■ YOUR GOAL: Below is a listing to transcribe in full and exactly; keep the pictures out.

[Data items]
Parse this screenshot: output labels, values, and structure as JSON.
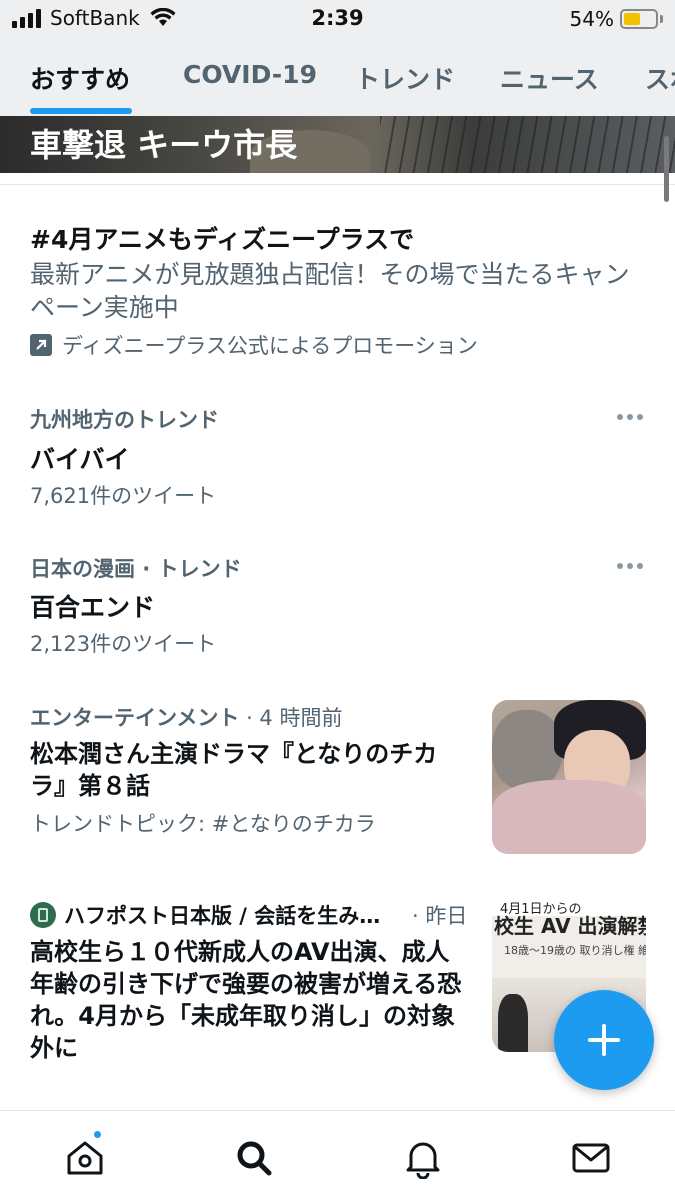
{
  "status_bar": {
    "carrier": "SoftBank",
    "time": "2:39",
    "battery": "54%",
    "battery_level": 0.54,
    "icons": [
      "signal-icon",
      "wifi-icon",
      "battery-icon"
    ]
  },
  "tabs": [
    {
      "label": "おすすめ",
      "active": true
    },
    {
      "label": "COVID-19",
      "active": false
    },
    {
      "label": "トレンド",
      "active": false
    },
    {
      "label": "ニュース",
      "active": false
    },
    {
      "label": "スポーツ",
      "active": false
    }
  ],
  "hero": {
    "title": "車撃退 キーウ市長"
  },
  "promoted": {
    "title": "#4月アニメもディズニープラスで",
    "description": "最新アニメが見放題独占配信！その場で当たるキャンペーン実施中",
    "promoted_by": "ディズニープラス公式によるプロモーション",
    "icon": "promoted-arrow-icon"
  },
  "trends": [
    {
      "context": "九州地方のトレンド",
      "name": "バイバイ",
      "count": "7,621件のツイート"
    },
    {
      "context": "日本の漫画 · トレンド",
      "name": "百合エンド",
      "count": "2,123件のツイート"
    }
  ],
  "stories": [
    {
      "category": "エンターテインメント",
      "time": "· 4 時間前",
      "headline": "松本潤さん主演ドラマ『となりのチカラ』第８話",
      "topic": "トレンドトピック: #となりのチカラ"
    },
    {
      "source": "ハフポスト日本版 / 会話を生み…",
      "time": "· 昨日",
      "headline": "高校生ら１０代新成人のAV出演、成人年齢の引き下げで強要の被害が増える恐れ。4月から「未成年取り消し」の対象外に",
      "thumb_bar": "4月1日からの",
      "thumb_text": "校生 AV 出演解禁を",
      "thumb_sub": "18歳〜19歳の 取り消し権 維"
    }
  ],
  "fab": {
    "icon": "plus-icon"
  },
  "bottom_nav": [
    {
      "name": "home-icon",
      "has_badge": true
    },
    {
      "name": "search-icon",
      "has_badge": false
    },
    {
      "name": "bell-icon",
      "has_badge": false
    },
    {
      "name": "mail-icon",
      "has_badge": false
    }
  ],
  "colors": {
    "accent": "#1d9bf0",
    "text_primary": "#0f1419",
    "text_secondary": "#536471",
    "tab_bar_bg": "#eeeff1"
  }
}
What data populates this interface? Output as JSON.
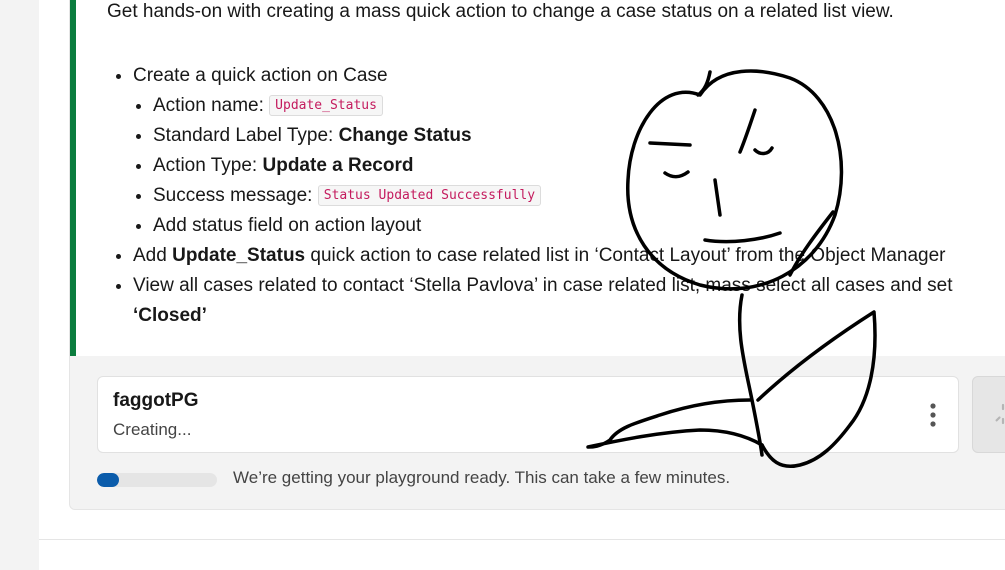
{
  "instructions": {
    "intro": "Get hands-on with creating a mass quick action to change a case status on a related list view.",
    "item1": "Create a quick action on Case",
    "sub1_label": "Action name: ",
    "sub1_code": "Update_Status",
    "sub2_label": "Standard Label Type: ",
    "sub2_bold": "Change Status",
    "sub3_label": "Action Type: ",
    "sub3_bold": "Update a Record",
    "sub4_label": "Success message: ",
    "sub4_code": "Status Updated Successfully",
    "sub5": "Add status field on action layout",
    "item2_pre": "Add ",
    "item2_bold": "Update_Status",
    "item2_post": " quick action to case related list in ‘Contact Layout’ from the Object Manager",
    "item3_line1": "View all cases related to contact ‘Stella Pavlova’ in case related list, mass select all cases and set",
    "item3_bold": "‘Closed’"
  },
  "playground": {
    "name": "faggotPG",
    "status": "Creating...",
    "progress_text": "We’re getting your playground ready. This can take a few minutes.",
    "progress_fraction": 0.18
  },
  "colors": {
    "accent_bar": "#0b7d3e",
    "progress_fill": "#0b5cab",
    "code_text": "#c41b5e"
  },
  "icons": {
    "menu": "kebab-vertical-icon",
    "loading": "spinner-icon"
  }
}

■ RESPONSE FOR THIS EXERCISE:
Parse this screenshot: output labels, values, and structure as JSON.
{
  "status_bar": {
    "carrier": "SoftBank",
    "time": "2:39",
    "battery": "54%",
    "battery_level": 0.54,
    "icons": [
      "signal-icon",
      "wifi-icon",
      "battery-icon"
    ]
  },
  "tabs": [
    {
      "label": "おすすめ",
      "active": true
    },
    {
      "label": "COVID-19",
      "active": false
    },
    {
      "label": "トレンド",
      "active": false
    },
    {
      "label": "ニュース",
      "active": false
    },
    {
      "label": "スポーツ",
      "active": false
    }
  ],
  "hero": {
    "title": "車撃退 キーウ市長"
  },
  "promoted": {
    "title": "#4月アニメもディズニープラスで",
    "description": "最新アニメが見放題独占配信！その場で当たるキャンペーン実施中",
    "promoted_by": "ディズニープラス公式によるプロモーション",
    "icon": "promoted-arrow-icon"
  },
  "trends": [
    {
      "context": "九州地方のトレンド",
      "name": "バイバイ",
      "count": "7,621件のツイート"
    },
    {
      "context": "日本の漫画 · トレンド",
      "name": "百合エンド",
      "count": "2,123件のツイート"
    }
  ],
  "stories": [
    {
      "category": "エンターテインメント",
      "time": "· 4 時間前",
      "headline": "松本潤さん主演ドラマ『となりのチカラ』第８話",
      "topic": "トレンドトピック: #となりのチカラ"
    },
    {
      "source": "ハフポスト日本版 / 会話を生み…",
      "time": "· 昨日",
      "headline": "高校生ら１０代新成人のAV出演、成人年齢の引き下げで強要の被害が増える恐れ。4月から「未成年取り消し」の対象外に",
      "thumb_bar": "4月1日からの",
      "thumb_text": "校生 AV 出演解禁を",
      "thumb_sub": "18歳〜19歳の 取り消し権 維"
    }
  ],
  "fab": {
    "icon": "plus-icon"
  },
  "bottom_nav": [
    {
      "name": "home-icon",
      "has_badge": true
    },
    {
      "name": "search-icon",
      "has_badge": false
    },
    {
      "name": "bell-icon",
      "has_badge": false
    },
    {
      "name": "mail-icon",
      "has_badge": false
    }
  ],
  "colors": {
    "accent": "#1d9bf0",
    "text_primary": "#0f1419",
    "text_secondary": "#536471",
    "tab_bar_bg": "#eeeff1"
  }
}
What data populates this interface? Output as JSON.
{
  "instructions": {
    "intro": "Get hands-on with creating a mass quick action to change a case status on a related list view.",
    "item1": "Create a quick action on Case",
    "sub1_label": "Action name: ",
    "sub1_code": "Update_Status",
    "sub2_label": "Standard Label Type: ",
    "sub2_bold": "Change Status",
    "sub3_label": "Action Type: ",
    "sub3_bold": "Update a Record",
    "sub4_label": "Success message: ",
    "sub4_code": "Status Updated Successfully",
    "sub5": "Add status field on action layout",
    "item2_pre": "Add ",
    "item2_bold": "Update_Status",
    "item2_post": " quick action to case related list in ‘Contact Layout’ from the Object Manager",
    "item3_line1": "View all cases related to contact ‘Stella Pavlova’ in case related list, mass select all cases and set",
    "item3_bold": "‘Closed’"
  },
  "playground": {
    "name": "faggotPG",
    "status": "Creating...",
    "progress_text": "We’re getting your playground ready. This can take a few minutes.",
    "progress_fraction": 0.18
  },
  "colors": {
    "accent_bar": "#0b7d3e",
    "progress_fill": "#0b5cab",
    "code_text": "#c41b5e"
  },
  "icons": {
    "menu": "kebab-vertical-icon",
    "loading": "spinner-icon"
  }
}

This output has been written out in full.